◆ LEESTEKST
/---

Figuur 1. Inkomenseffect van de fiscale behandeling van de eigen woning bij ongewijzigd aanbod van woningen.
Woonkosten
Een andere manier waarop wij de effecten van de subsidie hebben beoordeeld, is door de mate van reductie van de woonkosten als
criterium te nemen. figuur 2 geeft de hoogte van de subsidie als percentage van de woonkosten voor de verschillende
inkomenscategorieën 2 .

Figuur 2. Prijseffect van de fiscale behandeling van de eigen woning bij ongewijzigd aanbod van woningen
Uit figuur 2 figuur 2 blijkt dat in de huidige situatie de woonkosten bij hoge inkomens meer worden gesubsidieerd dan bij lage inkomens.

\---

◆ OPDRACHT
Geef alsjeblieft het stuk uit de tekst over woonkosten letterlijk weer, beginnend bij "Figuur 1. Inkomenseffect" en doorlopend tot en met "bij lage inkomens.".

◆ RECORDS
/---

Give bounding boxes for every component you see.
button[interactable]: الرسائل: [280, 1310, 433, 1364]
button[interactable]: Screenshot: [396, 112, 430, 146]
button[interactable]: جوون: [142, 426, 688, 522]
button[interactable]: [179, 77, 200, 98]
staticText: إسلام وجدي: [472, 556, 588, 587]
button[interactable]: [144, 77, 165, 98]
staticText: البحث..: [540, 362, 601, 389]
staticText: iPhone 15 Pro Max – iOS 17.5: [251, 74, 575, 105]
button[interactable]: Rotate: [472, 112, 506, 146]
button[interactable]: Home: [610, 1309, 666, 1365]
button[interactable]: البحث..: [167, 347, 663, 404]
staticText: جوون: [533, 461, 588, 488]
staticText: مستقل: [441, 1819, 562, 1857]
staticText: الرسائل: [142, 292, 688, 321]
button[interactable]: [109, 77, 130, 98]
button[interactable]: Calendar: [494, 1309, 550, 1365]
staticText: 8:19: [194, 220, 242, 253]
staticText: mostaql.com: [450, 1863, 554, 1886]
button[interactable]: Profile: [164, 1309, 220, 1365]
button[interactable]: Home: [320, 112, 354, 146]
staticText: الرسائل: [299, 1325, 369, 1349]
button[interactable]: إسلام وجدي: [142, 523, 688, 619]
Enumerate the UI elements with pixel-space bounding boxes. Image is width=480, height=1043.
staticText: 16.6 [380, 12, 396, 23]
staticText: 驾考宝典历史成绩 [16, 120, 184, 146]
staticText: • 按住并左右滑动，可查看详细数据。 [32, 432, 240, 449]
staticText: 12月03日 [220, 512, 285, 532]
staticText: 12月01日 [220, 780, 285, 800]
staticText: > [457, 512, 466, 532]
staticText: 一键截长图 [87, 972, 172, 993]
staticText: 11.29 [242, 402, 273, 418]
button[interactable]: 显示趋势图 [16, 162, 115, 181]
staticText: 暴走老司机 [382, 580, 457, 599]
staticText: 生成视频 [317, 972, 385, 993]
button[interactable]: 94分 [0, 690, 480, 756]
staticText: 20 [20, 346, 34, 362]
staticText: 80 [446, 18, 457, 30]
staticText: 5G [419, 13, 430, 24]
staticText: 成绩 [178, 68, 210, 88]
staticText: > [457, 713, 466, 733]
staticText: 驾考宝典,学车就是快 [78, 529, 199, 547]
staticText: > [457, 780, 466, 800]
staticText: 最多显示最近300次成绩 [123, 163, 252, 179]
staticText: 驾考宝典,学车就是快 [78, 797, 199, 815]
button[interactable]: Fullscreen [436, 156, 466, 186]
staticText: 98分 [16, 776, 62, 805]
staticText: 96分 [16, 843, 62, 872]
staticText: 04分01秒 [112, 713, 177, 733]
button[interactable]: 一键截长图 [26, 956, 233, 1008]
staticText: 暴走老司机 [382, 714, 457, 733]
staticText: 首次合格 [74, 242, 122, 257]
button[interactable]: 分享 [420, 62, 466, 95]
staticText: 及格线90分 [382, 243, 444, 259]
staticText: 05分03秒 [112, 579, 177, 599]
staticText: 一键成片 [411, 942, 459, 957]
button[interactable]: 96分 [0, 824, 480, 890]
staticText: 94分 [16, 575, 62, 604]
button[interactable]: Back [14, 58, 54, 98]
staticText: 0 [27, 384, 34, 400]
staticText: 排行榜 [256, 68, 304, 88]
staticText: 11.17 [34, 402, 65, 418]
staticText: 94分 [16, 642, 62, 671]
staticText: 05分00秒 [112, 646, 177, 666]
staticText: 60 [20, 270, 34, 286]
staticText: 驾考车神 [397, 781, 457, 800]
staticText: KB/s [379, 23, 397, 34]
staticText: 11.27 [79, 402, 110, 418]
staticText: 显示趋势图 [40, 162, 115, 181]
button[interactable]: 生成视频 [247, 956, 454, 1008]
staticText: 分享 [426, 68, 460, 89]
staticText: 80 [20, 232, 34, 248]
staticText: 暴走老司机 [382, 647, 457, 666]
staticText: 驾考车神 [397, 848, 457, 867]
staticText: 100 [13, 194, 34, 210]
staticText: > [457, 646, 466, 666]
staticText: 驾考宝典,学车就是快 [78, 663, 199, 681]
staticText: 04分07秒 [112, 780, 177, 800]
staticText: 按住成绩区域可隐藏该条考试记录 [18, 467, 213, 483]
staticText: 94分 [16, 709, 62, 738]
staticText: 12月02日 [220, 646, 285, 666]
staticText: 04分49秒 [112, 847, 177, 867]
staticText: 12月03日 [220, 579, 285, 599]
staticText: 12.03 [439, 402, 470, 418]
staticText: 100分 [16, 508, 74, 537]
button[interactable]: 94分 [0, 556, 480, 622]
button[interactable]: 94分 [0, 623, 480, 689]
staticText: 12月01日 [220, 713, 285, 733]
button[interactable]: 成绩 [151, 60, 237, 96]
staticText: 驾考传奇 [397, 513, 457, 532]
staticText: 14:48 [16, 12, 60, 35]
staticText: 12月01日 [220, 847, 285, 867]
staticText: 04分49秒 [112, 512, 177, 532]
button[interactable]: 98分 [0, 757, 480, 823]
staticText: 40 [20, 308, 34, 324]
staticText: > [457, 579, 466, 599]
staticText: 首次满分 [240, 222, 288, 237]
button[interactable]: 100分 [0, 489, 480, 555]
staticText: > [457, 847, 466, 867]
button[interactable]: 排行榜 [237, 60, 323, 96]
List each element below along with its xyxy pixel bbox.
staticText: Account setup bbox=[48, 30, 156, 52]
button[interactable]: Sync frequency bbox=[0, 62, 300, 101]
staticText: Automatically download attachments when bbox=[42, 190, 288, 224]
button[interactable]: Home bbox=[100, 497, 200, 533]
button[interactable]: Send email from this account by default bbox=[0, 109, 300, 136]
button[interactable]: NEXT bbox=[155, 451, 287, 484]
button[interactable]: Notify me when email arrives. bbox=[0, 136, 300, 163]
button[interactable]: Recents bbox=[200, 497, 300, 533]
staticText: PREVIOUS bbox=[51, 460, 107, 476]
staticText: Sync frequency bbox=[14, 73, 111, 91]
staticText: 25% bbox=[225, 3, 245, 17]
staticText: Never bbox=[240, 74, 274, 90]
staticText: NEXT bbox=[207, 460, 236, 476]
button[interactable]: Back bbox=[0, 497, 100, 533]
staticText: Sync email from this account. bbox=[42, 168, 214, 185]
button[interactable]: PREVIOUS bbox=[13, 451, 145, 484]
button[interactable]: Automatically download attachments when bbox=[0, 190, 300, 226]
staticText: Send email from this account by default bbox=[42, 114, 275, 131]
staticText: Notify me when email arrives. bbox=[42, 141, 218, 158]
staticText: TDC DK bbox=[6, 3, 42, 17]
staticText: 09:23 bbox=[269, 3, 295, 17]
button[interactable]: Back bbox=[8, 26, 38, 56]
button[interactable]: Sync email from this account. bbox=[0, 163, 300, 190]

\---

◆ HET ANTWOORD
Figuur 1. Inkomenseffect van de fiscale behandeling van de eigen woning bij ongewijzigd aanbod van woningen.
Woonkosten
Een andere manier waarop wij de effecten van de subsidie hebben beoordeeld, is door de mate van reductie van de woonkosten als
criterium te nemen. figuur 2 geeft de hoogte van de subsidie als percentage van de woonkosten voor de verschillende
inkomenscategorieën 2 .

Figuur 2. Prijseffect van de fiscale behandeling van de eigen woning bij ongewijzigd aanbod van woningen
Uit figuur 2 figuur 2 blijkt dat in de huidige situatie de woonkosten bij hoge inkomens meer worden gesubsidieerd dan bij lage inkomens.